**Requests:**
1) From the R tutorial on dropping unused factor levels below, copy everything from "In this post, we" down to "the packages needed.", word for word.
2) Carry on the R tutorial on dropping unused factor levels, picking up right after its final sentence.
===== Excerpt provided
In this post, we will learn how to drop unused level or levels of a factor variable in R. Sometimes, we may end up with a factor variable with un used levels after some data munging. Unused factor levels can sometime create issues while analyzing the data.
In this tutorial, we will show how to drop unused levels of a factor variable using two approaches: one using droplevels() function available in base R and the second using fct_drop() from forcats R package in tidyverse.
Let us load the packages needed.
library(tidyverse) library(palmerpenguins)
We will use Palmer Penguins data to show how to drop levels of a factor variable.
penguins |>head() # A tibble: 6 × 8 species island bill_length_mm bill_depth_mm flipper_length_mm body_mass_g <fct> <fct> <dbl> <dbl> <int> <int> 1 Adelie Torgersen 39.1 18.7 181 3750 2 Adelie Torgersen 39.5 17.4 186 3800 3 Adelie Torgersen 40.3 18 195 3250 4 Adelie Torgersen NA NA NA NA 5 Adelie Torgersen 36.7 19.3 193 3450 6 Adelie Torgersen 39.3 20.6 190 3650
Levels of a factor variable
In R, factor datatype is a useful way to represent categorical data and it’s values can take unique levels or categories. We can use levels() function to find how many distinct values/levels are there in a factor variable. In the example below, the factor variable, species, has three levels or values.
levels(penguins$species) [1] "Adelie" "Chinstrap" "Gentoo"
A thing to notice about factor variable is that even after removing all the values to a specific level, the factor variable will still include the removed as one of its levels.
Let us see an example, by filtering out one of the levels from a factor variable. In the example below, we have remove data for the species “Gentoo” to create a new dataframe.
df <- penguins |> filter(species != "Gentoo")
If we check the levels of the species variable in the new dataframe, it will still include the removed level. And this may cause problems while analyzing the new dataframe.
==========
===== Data shown
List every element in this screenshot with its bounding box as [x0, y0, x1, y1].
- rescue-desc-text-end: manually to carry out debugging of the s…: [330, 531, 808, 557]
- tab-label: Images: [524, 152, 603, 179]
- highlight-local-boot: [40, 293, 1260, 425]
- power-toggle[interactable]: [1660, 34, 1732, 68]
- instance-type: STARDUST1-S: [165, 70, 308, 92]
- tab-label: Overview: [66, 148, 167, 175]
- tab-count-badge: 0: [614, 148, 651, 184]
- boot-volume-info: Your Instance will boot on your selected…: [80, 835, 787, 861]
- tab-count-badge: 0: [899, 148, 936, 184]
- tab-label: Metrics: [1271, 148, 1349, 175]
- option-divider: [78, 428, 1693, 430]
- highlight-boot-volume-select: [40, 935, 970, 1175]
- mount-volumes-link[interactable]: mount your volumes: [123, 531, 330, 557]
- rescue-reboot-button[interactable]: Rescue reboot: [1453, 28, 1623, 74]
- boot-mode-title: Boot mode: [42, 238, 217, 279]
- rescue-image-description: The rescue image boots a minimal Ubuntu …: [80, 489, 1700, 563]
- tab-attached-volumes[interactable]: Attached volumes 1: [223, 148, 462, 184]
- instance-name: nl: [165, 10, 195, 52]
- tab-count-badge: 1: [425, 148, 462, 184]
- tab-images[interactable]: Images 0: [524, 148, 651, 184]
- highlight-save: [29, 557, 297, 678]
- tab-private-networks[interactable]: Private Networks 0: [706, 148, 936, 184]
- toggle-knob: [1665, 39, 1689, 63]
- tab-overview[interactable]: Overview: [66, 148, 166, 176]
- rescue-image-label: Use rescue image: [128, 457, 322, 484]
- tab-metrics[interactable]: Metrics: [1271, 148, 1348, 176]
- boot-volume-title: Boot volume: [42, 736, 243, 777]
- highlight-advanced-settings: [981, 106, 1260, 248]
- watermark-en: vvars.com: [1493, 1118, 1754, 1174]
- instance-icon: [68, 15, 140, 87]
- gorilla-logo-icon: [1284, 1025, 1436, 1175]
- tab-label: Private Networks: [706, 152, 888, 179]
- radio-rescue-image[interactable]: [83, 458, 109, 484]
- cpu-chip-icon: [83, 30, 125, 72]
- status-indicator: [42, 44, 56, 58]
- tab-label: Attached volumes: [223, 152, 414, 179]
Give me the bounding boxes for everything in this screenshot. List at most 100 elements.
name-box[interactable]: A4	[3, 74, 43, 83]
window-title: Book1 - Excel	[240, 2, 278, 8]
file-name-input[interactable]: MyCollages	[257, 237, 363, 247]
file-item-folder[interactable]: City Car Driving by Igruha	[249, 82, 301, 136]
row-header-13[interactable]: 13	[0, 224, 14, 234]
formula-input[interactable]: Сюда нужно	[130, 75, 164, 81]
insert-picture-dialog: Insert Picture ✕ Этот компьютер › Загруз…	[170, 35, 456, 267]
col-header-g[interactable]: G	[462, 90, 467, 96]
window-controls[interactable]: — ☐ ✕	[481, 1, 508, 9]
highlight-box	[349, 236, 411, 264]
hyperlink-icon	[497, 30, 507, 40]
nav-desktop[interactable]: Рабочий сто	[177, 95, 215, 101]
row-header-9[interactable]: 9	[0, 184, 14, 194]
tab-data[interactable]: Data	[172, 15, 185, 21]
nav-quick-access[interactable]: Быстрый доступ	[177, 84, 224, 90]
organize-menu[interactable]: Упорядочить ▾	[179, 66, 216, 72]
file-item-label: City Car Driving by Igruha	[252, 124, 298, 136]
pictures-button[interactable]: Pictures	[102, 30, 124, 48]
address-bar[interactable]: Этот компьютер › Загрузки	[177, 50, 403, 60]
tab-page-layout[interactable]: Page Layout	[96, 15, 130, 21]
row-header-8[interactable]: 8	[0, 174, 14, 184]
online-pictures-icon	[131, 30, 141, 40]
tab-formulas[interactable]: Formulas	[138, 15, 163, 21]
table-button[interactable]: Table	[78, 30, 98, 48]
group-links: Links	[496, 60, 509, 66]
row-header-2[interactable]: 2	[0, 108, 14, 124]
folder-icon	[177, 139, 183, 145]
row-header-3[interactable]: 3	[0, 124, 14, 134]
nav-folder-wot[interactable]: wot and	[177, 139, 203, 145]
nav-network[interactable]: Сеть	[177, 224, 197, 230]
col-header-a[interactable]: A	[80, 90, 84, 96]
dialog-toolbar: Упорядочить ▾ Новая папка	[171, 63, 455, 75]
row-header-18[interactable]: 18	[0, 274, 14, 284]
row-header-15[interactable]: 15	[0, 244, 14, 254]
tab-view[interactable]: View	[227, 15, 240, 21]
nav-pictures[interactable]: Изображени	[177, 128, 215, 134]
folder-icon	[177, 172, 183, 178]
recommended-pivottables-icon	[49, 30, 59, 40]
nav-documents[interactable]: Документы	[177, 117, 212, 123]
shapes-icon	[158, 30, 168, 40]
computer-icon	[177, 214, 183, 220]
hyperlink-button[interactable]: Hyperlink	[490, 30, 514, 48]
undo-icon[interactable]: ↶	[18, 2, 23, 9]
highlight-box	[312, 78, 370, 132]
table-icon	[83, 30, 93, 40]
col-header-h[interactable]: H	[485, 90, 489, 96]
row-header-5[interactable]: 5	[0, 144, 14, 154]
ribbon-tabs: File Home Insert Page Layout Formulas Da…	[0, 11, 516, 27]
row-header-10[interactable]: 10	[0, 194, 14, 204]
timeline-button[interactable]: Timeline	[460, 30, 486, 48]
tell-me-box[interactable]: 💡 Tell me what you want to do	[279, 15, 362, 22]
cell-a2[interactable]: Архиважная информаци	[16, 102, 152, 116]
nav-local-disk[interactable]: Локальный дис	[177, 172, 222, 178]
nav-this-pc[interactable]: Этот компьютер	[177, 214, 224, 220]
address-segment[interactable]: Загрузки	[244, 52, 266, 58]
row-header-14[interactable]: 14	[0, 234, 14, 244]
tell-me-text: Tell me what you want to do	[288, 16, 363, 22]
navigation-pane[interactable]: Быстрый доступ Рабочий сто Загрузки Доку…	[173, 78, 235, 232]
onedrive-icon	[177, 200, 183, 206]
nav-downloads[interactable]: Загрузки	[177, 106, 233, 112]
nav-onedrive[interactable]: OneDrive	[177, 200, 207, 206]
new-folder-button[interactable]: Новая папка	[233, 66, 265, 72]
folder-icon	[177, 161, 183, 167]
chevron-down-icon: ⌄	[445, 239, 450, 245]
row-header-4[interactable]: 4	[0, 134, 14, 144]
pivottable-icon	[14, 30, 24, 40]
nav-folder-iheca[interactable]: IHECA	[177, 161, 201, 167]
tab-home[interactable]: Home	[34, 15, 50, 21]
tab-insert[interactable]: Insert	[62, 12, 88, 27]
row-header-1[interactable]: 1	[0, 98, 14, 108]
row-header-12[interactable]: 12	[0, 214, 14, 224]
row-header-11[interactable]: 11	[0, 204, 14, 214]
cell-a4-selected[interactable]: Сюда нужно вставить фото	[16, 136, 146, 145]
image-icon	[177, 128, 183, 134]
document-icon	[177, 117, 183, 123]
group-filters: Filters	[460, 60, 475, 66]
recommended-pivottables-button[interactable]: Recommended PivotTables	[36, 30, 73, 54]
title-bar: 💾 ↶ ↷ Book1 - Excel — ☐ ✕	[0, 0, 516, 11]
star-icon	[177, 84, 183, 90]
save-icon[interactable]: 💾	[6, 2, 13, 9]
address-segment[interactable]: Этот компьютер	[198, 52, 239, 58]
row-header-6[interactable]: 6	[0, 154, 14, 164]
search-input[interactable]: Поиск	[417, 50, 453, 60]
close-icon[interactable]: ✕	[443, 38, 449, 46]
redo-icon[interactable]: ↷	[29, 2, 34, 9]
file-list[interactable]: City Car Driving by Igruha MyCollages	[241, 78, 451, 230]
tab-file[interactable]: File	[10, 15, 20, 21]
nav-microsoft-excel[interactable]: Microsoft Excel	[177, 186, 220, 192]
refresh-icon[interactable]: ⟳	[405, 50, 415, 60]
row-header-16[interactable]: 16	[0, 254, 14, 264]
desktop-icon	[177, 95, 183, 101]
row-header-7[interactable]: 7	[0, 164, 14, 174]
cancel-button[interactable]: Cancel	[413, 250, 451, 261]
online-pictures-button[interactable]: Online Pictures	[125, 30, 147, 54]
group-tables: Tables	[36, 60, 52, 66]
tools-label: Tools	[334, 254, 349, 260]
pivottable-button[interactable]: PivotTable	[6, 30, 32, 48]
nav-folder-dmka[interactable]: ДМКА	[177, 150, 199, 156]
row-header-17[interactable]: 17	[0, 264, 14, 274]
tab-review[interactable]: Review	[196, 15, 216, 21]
==========
**Expected results:**
1)
In this post, we will learn how to drop unused level or levels of a factor variable in R. Sometimes, we may end up with a factor variable with un used levels after some data munging. Unused factor levels can sometime create issues while analyzing the data.
In this tutorial, we will show how to drop unused levels of a factor variable using two approaches: one using droplevels() function available in base R and the second using fct_drop() from forcats R package in tidyverse.
Let us load the packages needed.

2)
levels(df$species) [1] "Adelie" "Chinstrap" "Gentoo"
droplevels() to Remove unused levels of a factor variable
One of the ways to remove the unused levels in a factor variable is to use droplevels() function available in base R.
We remove the unused levels using droplevels() function and then re-assign it as our new factor variable.
df$species <- droplevels(df$species)
Now, if we check the levels of the factor varible, we will correctly see that we have removed the unused levels.
levels(df$species) [1] "Adelie" "Chinstrap"
foccats’ fct_drop() to Remove unused levels of a factor variable
Another way to remove unused levels of a factor variable is to use tidyverse’ fct_drop() function from forcats R package.
Let us filter out the rows corresponding to one of the levels as before.
df2 <- penguins |> filter(species != "Chinstrap")
We can see that the dataframe has the unused levels.
levels(df2$species) [1] "Adelie" "Chinstrap" "Gentoo"
We can use fct_drop() to drop unused levels in the factor variable and update the factor variable using mutate() function.
df2 <- df2 |> mutate(species = fct_drop(species))
If we check the levels used now, it will show the levels that are used in the new dataframe as we wanted.
levels(df2$species) [1] "Adelie" "Gentoo"